__Goal__
Reproduce the data word for word from its beginning through the line containing "List every element", including that line. Leave the pictures out of your answer.

__Task input__
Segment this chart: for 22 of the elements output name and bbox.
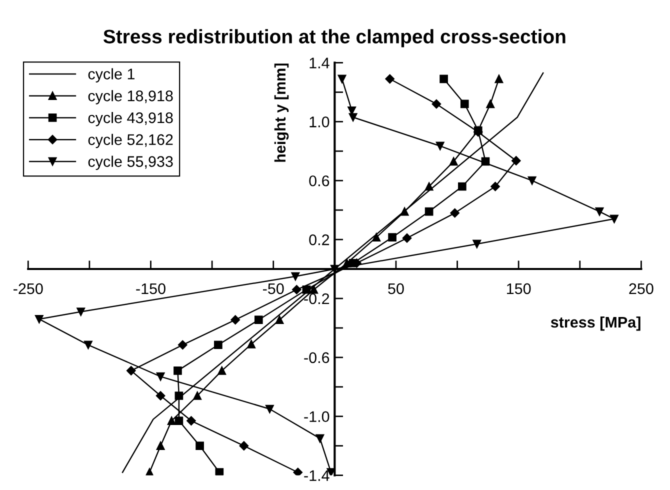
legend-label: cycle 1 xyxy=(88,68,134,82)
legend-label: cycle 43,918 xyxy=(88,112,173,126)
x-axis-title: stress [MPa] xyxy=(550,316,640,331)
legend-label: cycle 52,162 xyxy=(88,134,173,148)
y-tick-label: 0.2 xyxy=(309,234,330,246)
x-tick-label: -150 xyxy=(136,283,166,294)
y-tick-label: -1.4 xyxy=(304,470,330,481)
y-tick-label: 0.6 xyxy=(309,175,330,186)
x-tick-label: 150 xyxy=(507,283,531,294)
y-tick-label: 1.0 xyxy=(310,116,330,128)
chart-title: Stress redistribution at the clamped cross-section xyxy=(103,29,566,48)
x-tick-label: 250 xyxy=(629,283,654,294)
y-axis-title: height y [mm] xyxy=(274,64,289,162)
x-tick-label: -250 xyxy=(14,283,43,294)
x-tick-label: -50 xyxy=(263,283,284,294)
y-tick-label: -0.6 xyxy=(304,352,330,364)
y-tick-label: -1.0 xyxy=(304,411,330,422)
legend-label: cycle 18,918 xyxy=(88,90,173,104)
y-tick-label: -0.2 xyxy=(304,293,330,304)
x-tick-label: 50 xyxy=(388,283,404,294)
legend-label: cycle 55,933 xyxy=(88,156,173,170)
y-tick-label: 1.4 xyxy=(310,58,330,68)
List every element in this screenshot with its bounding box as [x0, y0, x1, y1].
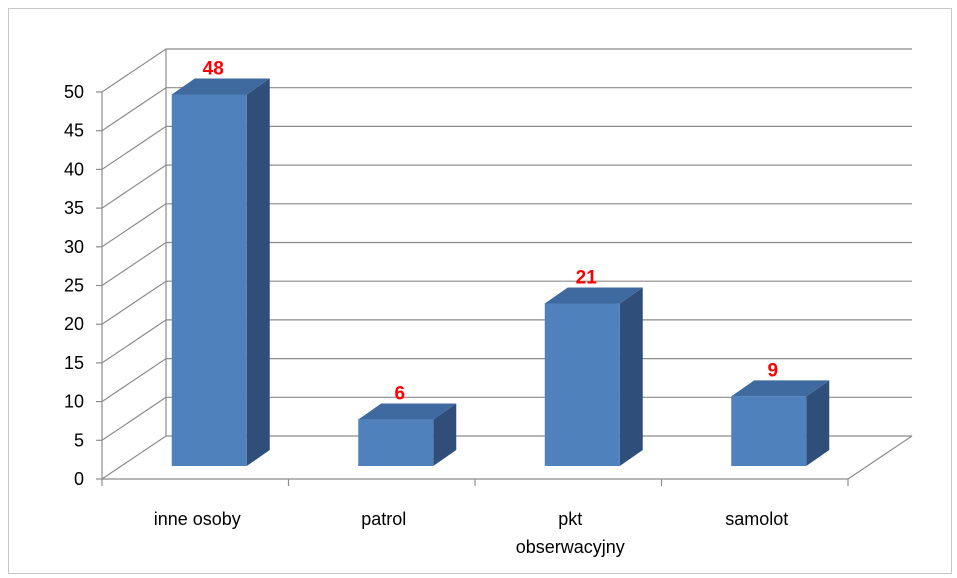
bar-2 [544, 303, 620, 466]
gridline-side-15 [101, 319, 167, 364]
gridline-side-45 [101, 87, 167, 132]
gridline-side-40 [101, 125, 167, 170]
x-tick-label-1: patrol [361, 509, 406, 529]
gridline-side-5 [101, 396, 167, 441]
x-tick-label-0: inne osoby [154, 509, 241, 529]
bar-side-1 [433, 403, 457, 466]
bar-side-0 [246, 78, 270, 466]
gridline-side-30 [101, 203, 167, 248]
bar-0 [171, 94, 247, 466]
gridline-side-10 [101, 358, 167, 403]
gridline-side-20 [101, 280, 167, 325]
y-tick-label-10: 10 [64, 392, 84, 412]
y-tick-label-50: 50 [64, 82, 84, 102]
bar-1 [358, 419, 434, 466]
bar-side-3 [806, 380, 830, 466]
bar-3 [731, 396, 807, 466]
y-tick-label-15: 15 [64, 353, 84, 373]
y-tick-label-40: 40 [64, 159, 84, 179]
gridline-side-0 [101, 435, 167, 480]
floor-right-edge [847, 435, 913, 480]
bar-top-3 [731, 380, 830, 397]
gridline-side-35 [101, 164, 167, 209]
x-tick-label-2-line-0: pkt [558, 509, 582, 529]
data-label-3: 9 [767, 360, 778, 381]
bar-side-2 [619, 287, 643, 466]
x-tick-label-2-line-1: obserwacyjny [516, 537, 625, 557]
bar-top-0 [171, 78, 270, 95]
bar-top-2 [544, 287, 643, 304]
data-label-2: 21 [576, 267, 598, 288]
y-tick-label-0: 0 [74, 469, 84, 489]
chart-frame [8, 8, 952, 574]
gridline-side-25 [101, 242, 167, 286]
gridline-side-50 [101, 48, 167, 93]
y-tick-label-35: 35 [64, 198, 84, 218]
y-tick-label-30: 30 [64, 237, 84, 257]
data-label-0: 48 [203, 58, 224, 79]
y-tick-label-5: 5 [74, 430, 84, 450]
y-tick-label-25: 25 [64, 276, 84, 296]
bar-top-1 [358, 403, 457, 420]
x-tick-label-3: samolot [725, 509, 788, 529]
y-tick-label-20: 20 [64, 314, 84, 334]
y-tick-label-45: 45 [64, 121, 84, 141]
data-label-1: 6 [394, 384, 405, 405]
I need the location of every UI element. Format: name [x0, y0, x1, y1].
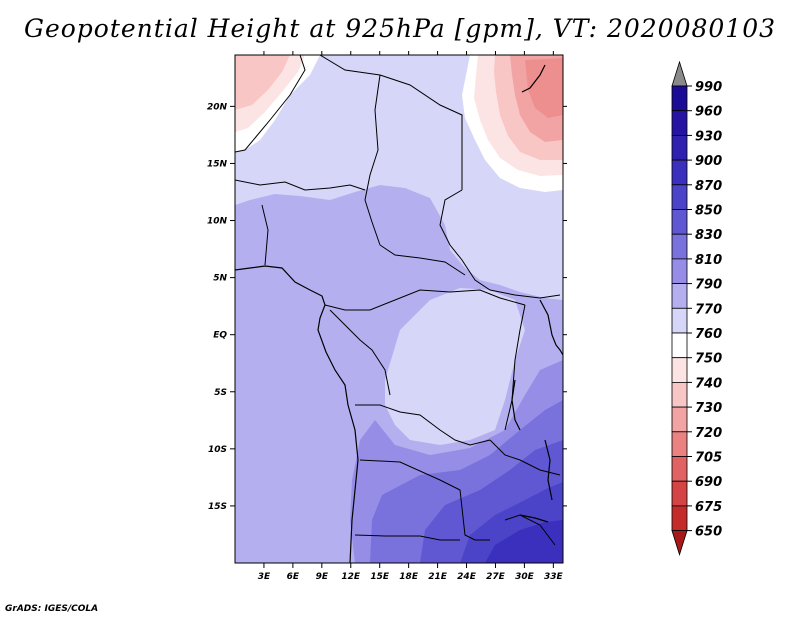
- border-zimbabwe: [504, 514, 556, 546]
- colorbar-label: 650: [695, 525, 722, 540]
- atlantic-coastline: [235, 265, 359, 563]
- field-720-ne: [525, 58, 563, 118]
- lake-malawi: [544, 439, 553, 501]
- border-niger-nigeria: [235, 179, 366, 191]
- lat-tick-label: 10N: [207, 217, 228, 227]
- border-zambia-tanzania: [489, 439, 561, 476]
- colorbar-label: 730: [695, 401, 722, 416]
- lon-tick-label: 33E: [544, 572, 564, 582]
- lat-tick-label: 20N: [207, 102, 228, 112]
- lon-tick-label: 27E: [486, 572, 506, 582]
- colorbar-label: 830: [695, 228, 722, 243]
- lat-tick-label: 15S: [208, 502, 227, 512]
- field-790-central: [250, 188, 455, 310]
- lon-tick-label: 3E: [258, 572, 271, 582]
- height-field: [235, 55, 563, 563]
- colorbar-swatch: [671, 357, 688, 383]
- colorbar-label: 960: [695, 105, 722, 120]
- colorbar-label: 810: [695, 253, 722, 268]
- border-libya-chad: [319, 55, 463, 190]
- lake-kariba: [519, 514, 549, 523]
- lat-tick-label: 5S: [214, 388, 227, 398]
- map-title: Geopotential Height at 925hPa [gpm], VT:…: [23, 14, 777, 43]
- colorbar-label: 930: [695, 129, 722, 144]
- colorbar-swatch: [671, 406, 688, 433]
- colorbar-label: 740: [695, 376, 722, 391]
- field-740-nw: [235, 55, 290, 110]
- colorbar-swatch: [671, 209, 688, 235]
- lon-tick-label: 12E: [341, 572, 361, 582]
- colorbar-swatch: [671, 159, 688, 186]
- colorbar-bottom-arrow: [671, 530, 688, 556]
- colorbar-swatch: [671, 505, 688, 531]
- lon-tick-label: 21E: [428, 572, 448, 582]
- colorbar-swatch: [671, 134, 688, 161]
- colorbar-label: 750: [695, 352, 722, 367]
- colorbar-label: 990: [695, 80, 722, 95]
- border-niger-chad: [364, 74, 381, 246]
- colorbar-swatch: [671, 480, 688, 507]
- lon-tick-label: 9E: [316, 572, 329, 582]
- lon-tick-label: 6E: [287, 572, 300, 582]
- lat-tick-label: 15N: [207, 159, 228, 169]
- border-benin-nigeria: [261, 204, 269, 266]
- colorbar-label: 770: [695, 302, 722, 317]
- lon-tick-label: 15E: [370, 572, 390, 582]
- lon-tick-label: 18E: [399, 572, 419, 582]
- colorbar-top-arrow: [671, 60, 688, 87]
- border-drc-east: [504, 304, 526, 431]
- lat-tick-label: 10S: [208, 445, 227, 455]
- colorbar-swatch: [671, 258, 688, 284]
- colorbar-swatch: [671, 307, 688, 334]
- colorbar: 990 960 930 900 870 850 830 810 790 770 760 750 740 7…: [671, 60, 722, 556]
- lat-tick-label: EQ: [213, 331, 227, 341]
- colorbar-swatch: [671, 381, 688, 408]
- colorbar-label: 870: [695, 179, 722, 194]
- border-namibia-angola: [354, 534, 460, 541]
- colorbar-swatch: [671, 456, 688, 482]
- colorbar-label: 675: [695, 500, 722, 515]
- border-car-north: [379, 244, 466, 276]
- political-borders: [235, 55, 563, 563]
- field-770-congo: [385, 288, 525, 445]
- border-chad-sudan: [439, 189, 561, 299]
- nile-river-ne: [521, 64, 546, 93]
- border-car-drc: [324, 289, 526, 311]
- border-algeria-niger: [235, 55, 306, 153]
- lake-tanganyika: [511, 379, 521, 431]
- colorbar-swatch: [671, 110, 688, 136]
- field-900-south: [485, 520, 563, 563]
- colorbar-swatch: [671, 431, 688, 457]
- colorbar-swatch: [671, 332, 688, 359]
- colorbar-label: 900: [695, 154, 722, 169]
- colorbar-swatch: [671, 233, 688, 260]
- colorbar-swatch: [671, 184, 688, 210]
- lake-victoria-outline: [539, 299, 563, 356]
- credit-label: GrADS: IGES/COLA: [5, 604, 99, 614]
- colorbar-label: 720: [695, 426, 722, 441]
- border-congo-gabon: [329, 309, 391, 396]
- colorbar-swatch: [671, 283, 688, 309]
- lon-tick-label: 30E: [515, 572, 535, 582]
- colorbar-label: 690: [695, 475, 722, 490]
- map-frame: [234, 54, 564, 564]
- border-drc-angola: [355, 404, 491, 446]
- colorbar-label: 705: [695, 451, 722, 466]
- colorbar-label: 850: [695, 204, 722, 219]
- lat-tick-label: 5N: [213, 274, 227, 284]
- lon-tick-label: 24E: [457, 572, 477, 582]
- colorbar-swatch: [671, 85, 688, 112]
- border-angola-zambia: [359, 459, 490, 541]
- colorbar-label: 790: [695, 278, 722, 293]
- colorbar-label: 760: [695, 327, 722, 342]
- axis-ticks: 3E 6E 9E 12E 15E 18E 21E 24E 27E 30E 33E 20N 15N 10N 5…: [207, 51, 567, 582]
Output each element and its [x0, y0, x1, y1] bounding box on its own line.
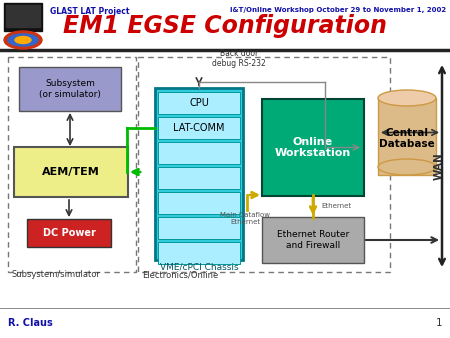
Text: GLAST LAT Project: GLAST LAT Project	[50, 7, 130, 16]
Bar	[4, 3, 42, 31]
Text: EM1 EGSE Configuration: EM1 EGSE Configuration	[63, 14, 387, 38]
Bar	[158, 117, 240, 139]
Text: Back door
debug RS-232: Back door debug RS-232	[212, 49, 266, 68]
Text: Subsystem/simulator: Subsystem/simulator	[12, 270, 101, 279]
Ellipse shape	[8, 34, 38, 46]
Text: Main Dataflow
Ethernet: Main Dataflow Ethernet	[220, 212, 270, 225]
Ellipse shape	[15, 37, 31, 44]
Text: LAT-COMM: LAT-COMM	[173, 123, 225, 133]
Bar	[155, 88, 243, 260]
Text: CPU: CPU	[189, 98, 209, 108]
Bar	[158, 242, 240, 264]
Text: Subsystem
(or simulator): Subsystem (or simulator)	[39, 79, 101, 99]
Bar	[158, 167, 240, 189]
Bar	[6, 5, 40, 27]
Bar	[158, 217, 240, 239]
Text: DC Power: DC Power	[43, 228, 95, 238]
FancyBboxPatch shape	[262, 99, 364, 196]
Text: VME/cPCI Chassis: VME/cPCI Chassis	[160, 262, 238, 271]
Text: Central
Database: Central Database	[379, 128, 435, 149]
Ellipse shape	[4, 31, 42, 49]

__Result__
Segment this chart: for 22 of the elements output name and bbox.
legend-label: cycle 1 xyxy=(88,68,134,82)
legend-label: cycle 43,918 xyxy=(88,112,173,126)
x-axis-title: stress [MPa] xyxy=(550,316,640,331)
legend-label: cycle 52,162 xyxy=(88,134,173,148)
y-tick-label: 0.2 xyxy=(309,234,330,246)
x-tick-label: -150 xyxy=(136,283,166,294)
y-tick-label: -1.4 xyxy=(304,470,330,481)
y-tick-label: 0.6 xyxy=(309,175,330,186)
x-tick-label: 150 xyxy=(507,283,531,294)
y-tick-label: 1.0 xyxy=(310,116,330,128)
chart-title: Stress redistribution at the clamped cross-section xyxy=(103,29,566,48)
x-tick-label: 250 xyxy=(629,283,654,294)
y-axis-title: height y [mm] xyxy=(274,64,289,162)
x-tick-label: -250 xyxy=(14,283,43,294)
x-tick-label: -50 xyxy=(263,283,284,294)
y-tick-label: -0.6 xyxy=(304,352,330,364)
y-tick-label: -1.0 xyxy=(304,411,330,422)
legend-label: cycle 18,918 xyxy=(88,90,173,104)
y-tick-label: -0.2 xyxy=(304,293,330,304)
x-tick-label: 50 xyxy=(388,283,404,294)
legend-label: cycle 55,933 xyxy=(88,156,173,170)
y-tick-label: 1.4 xyxy=(310,58,330,68)
List every element in this screenshot with its bounding box as [x0, y0, x1, y1].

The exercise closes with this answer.